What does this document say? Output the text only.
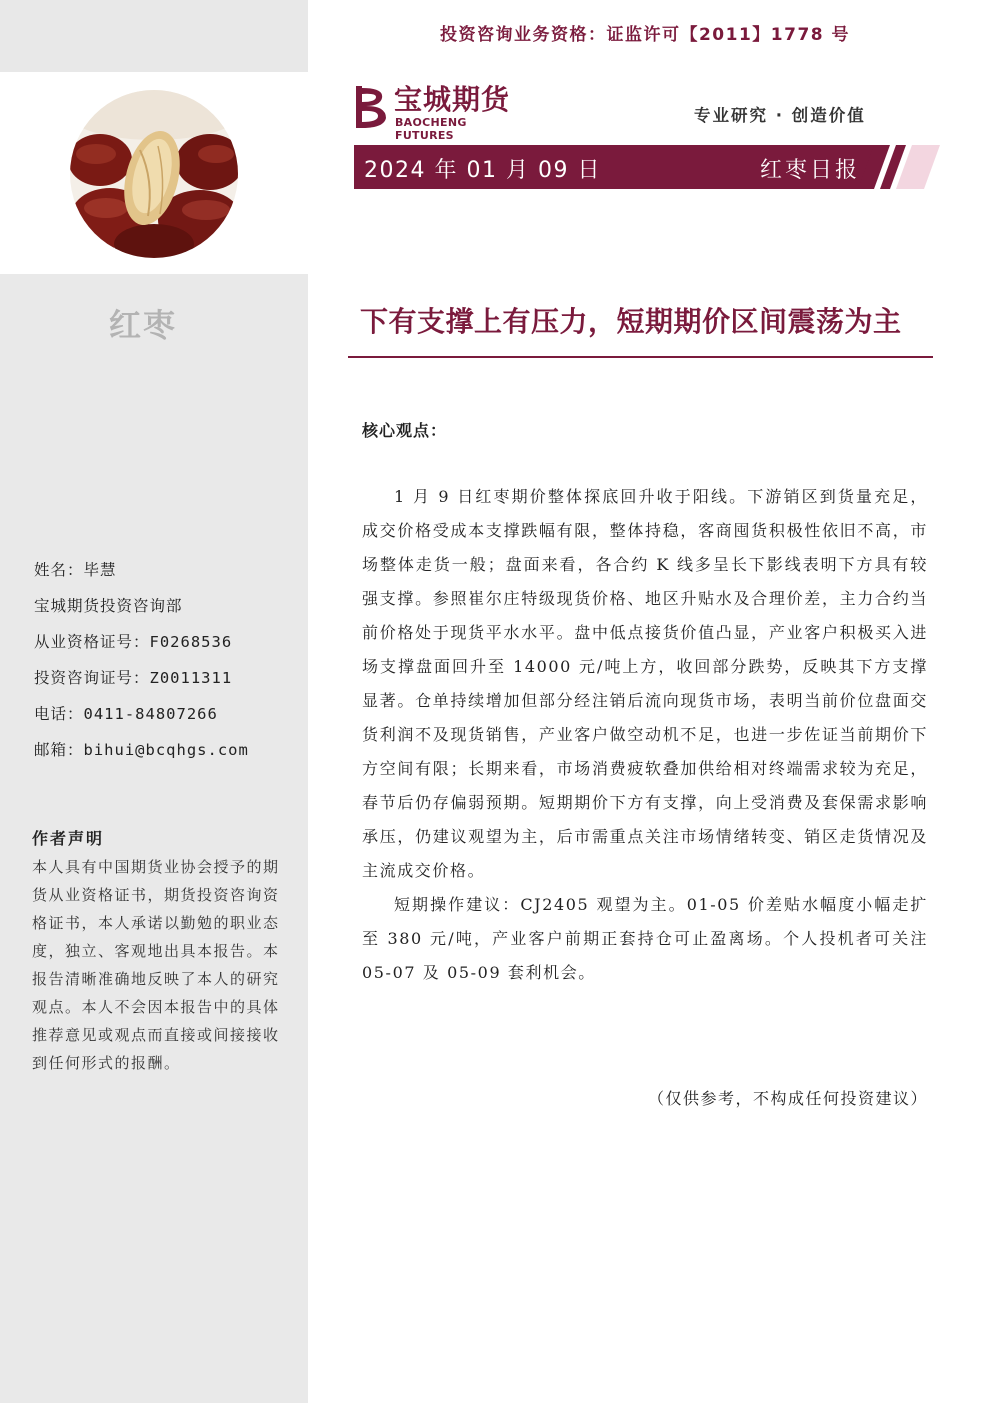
红枣
姓名：毕慧
宝城期货投资咨询部
从业资格证号：F0268536
投资咨询证号：Z0011311
电话：0411-84807266
邮箱：bihui@bcqhgs.com
作者声明
本人具有中国期货业协会授予的期货从业资格证书，期货投资咨询资格证书，本人承诺以勤勉的职业态度，独立、客观地出具本报告。本报告清晰准确地反映了本人的研究观点。本人不会因本报告中的具体推荐意见或观点而直接或间接接收到任何形式的报酬。
投资咨询业务资格：证监许可【2011】1778 号
宝城期货
BAOCHENG FUTURES
专业研究 · 创造价值
2024 年 01 月 09 日	红枣日报
下有支撑上有压力，短期期价区间震荡为主
核心观点：

1 月 9 日红枣期价整体探底回升收于阳线。下游销区到货量充足，成交价格受成本支撑跌幅有限，整体持稳，客商囤货积极性依旧不高，市场整体走货一般；盘面来看，各合约 K 线多呈长下影线表明下方具有较强支撑。参照崔尔庄特级现货价格、地区升贴水及合理价差，主力合约当前价格处于现货平水水平。盘中低点接货价值凸显，产业客户积极买入进场支撑盘面回升至 14000 元/吨上方，收回部分跌势，反映其下方支撑显著。仓单持续增加但部分经注销后流向现货市场，表明当前价位盘面交货利润不及现货销售，产业客户做空动机不足，也进一步佐证当前期价下方空间有限；长期来看，市场消费疲软叠加供给相对终端需求较为充足，春节后仍存偏弱预期。短期期价下方有支撑，向上受消费及套保需求影响承压，仍建议观望为主，后市需重点关注市场情绪转变、销区走货情况及主流成交价格。

短期操作建议：CJ2405 观望为主。01-05 价差贴水幅度小幅走扩至 380 元/吨，产业客户前期正套持仓可止盈离场。个人投机者可关注 05-07 及 05-09 套利机会。

（仅供参考，不构成任何投资建议）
----------
- TO BE DONE -
Copy out the whole listing exactly, and don't carry over any pictures.

- OUTPUT -
What does this document say? Output the text only.
红枣
姓名：毕慧
宝城期货投资咨询部
从业资格证号：F0268536
投资咨询证号：Z0011311
电话：0411-84807266
邮箱：bihui@bcqhgs.com
作者声明
本人具有中国期货业协会授予的期货从业资格证书，期货投资咨询资格证书，本人承诺以勤勉的职业态度，独立、客观地出具本报告。本报告清晰准确地反映了本人的研究观点。本人不会因本报告中的具体推荐意见或观点而直接或间接接收到任何形式的报酬。
投资咨询业务资格：证监许可【2011】1778 号
宝城期货
BAOCHENG FUTURES
专业研究 · 创造价值
2024 年 01 月 09 日	红枣日报
下有支撑上有压力，短期期价区间震荡为主
核心观点：

1 月 9 日红枣期价整体探底回升收于阳线。下游销区到货量充足，成交价格受成本支撑跌幅有限，整体持稳，客商囤货积极性依旧不高，市场整体走货一般；盘面来看，各合约 K 线多呈长下影线表明下方具有较强支撑。参照崔尔庄特级现货价格、地区升贴水及合理价差，主力合约当前价格处于现货平水水平。盘中低点接货价值凸显，产业客户积极买入进场支撑盘面回升至 14000 元/吨上方，收回部分跌势，反映其下方支撑显著。仓单持续增加但部分经注销后流向现货市场，表明当前价位盘面交货利润不及现货销售，产业客户做空动机不足，也进一步佐证当前期价下方空间有限；长期来看，市场消费疲软叠加供给相对终端需求较为充足，春节后仍存偏弱预期。短期期价下方有支撑，向上受消费及套保需求影响承压，仍建议观望为主，后市需重点关注市场情绪转变、销区走货情况及主流成交价格。

短期操作建议：CJ2405 观望为主。01-05 价差贴水幅度小幅走扩至 380 元/吨，产业客户前期正套持仓可止盈离场。个人投机者可关注 05-07 及 05-09 套利机会。

（仅供参考，不构成任何投资建议）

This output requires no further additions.